## BEGIN Material supplied

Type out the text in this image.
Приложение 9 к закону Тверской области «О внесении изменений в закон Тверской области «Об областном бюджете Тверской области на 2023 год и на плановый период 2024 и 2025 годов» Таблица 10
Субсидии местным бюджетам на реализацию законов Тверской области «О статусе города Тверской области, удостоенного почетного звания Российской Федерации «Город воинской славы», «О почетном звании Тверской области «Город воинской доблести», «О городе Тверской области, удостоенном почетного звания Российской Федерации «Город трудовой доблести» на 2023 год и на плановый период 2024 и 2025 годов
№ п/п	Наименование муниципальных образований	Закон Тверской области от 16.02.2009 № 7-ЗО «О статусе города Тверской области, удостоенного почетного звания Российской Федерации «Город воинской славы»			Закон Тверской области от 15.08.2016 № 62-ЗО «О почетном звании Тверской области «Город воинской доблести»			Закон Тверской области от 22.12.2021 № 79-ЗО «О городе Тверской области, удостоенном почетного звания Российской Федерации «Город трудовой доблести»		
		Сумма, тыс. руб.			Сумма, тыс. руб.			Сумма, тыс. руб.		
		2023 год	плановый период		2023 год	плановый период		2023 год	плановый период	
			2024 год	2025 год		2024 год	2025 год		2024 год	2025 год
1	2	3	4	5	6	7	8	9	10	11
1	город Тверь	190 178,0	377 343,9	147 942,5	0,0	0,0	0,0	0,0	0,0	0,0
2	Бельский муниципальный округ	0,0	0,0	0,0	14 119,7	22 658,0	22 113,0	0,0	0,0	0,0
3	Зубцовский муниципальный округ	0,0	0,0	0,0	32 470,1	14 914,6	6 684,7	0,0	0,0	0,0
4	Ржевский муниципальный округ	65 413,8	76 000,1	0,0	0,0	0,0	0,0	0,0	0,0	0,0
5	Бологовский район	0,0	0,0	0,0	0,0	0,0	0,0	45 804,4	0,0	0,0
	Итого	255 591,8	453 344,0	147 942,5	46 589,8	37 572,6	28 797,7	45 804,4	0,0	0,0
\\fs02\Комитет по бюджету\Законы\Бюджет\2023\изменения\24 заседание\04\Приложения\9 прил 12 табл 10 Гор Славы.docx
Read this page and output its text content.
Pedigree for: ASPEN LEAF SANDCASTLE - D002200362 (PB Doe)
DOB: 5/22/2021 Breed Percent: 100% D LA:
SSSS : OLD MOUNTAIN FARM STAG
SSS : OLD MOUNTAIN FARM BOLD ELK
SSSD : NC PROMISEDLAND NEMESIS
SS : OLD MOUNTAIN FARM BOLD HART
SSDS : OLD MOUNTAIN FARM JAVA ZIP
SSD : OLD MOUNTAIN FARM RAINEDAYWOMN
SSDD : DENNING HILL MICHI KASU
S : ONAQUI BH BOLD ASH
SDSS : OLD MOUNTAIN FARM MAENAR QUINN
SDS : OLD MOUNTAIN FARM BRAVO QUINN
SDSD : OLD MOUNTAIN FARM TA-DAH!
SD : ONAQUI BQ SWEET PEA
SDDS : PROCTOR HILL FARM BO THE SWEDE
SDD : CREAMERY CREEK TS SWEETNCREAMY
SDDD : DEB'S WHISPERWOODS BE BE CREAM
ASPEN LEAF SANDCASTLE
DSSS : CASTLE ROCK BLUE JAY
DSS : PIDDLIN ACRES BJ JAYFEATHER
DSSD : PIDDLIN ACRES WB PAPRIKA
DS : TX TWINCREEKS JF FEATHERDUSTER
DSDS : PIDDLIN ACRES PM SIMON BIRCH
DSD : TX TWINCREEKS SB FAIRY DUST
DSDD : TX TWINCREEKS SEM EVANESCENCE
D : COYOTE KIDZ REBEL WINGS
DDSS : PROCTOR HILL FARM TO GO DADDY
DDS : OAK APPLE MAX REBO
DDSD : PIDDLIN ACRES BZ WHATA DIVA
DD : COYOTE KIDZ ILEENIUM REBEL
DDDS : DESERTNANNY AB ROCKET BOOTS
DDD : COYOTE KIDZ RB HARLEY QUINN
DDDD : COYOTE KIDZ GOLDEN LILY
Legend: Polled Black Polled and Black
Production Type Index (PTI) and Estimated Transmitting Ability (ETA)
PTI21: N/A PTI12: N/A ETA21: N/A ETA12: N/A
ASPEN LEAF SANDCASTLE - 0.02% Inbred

## END Material supplied

> [Problem description]:
Return the full listing, character for character.

> [The reply]:
Type out the text in this image.
Приложение 9 к закону Тверской области «О внесении изменений в закон Тверской области «Об областном бюджете Тверской области на 2023 год и на плановый период 2024 и 2025 годов» Таблица 10
Субсидии местным бюджетам на реализацию законов Тверской области «О статусе города Тверской области, удостоенного почетного звания Российской Федерации «Город воинской славы», «О почетном звании Тверской области «Город воинской доблести», «О городе Тверской области, удостоенном почетного звания Российской Федерации «Город трудовой доблести» на 2023 год и на плановый период 2024 и 2025 годов
№ п/п	Наименование муниципальных образований	Закон Тверской области от 16.02.2009 № 7-ЗО «О статусе города Тверской области, удостоенного почетного звания Российской Федерации «Город воинской славы»			Закон Тверской области от 15.08.2016 № 62-ЗО «О почетном звании Тверской области «Город воинской доблести»			Закон Тверской области от 22.12.2021 № 79-ЗО «О городе Тверской области, удостоенном почетного звания Российской Федерации «Город трудовой доблести»		
		Сумма, тыс. руб.			Сумма, тыс. руб.			Сумма, тыс. руб.		
		2023 год	плановый период		2023 год	плановый период		2023 год	плановый период	
			2024 год	2025 год		2024 год	2025 год		2024 год	2025 год
1	2	3	4	5	6	7	8	9	10	11
1	город Тверь	190 178,0	377 343,9	147 942,5	0,0	0,0	0,0	0,0	0,0	0,0
2	Бельский муниципальный округ	0,0	0,0	0,0	14 119,7	22 658,0	22 113,0	0,0	0,0	0,0
3	Зубцовский муниципальный округ	0,0	0,0	0,0	32 470,1	14 914,6	6 684,7	0,0	0,0	0,0
4	Ржевский муниципальный округ	65 413,8	76 000,1	0,0	0,0	0,0	0,0	0,0	0,0	0,0
5	Бологовский район	0,0	0,0	0,0	0,0	0,0	0,0	45 804,4	0,0	0,0
	Итого	255 591,8	453 344,0	147 942,5	46 589,8	37 572,6	28 797,7	45 804,4	0,0	0,0
\\fs02\Комитет по бюджету\Законы\Бюджет\2023\изменения\24 заседание\04\Приложения\9 прил 12 табл 10 Гор Славы.docx
Read this page and output its text content.
Pedigree for: ASPEN LEAF SANDCASTLE - D002200362 (PB Doe)
DOB: 5/22/2021 Breed Percent: 100% D LA:
SSSS : OLD MOUNTAIN FARM STAG
SSS : OLD MOUNTAIN FARM BOLD ELK
SSSD : NC PROMISEDLAND NEMESIS
SS : OLD MOUNTAIN FARM BOLD HART
SSDS : OLD MOUNTAIN FARM JAVA ZIP
SSD : OLD MOUNTAIN FARM RAINEDAYWOMN
SSDD : DENNING HILL MICHI KASU
S : ONAQUI BH BOLD ASH
SDSS : OLD MOUNTAIN FARM MAENAR QUINN
SDS : OLD MOUNTAIN FARM BRAVO QUINN
SDSD : OLD MOUNTAIN FARM TA-DAH!
SD : ONAQUI BQ SWEET PEA
SDDS : PROCTOR HILL FARM BO THE SWEDE
SDD : CREAMERY CREEK TS SWEETNCREAMY
SDDD : DEB'S WHISPERWOODS BE BE CREAM
ASPEN LEAF SANDCASTLE
DSSS : CASTLE ROCK BLUE JAY
DSS : PIDDLIN ACRES BJ JAYFEATHER
DSSD : PIDDLIN ACRES WB PAPRIKA
DS : TX TWINCREEKS JF FEATHERDUSTER
DSDS : PIDDLIN ACRES PM SIMON BIRCH
DSD : TX TWINCREEKS SB FAIRY DUST
DSDD : TX TWINCREEKS SEM EVANESCENCE
D : COYOTE KIDZ REBEL WINGS
DDSS : PROCTOR HILL FARM TO GO DADDY
DDS : OAK APPLE MAX REBO
DDSD : PIDDLIN ACRES BZ WHATA DIVA
DD : COYOTE KIDZ ILEENIUM REBEL
DDDS : DESERTNANNY AB ROCKET BOOTS
DDD : COYOTE KIDZ RB HARLEY QUINN
DDDD : COYOTE KIDZ GOLDEN LILY
Legend: Polled Black Polled and Black
Production Type Index (PTI) and Estimated Transmitting Ability (ETA)
PTI21: N/A PTI12: N/A ETA21: N/A ETA12: N/A
ASPEN LEAF SANDCASTLE - 0.02% Inbred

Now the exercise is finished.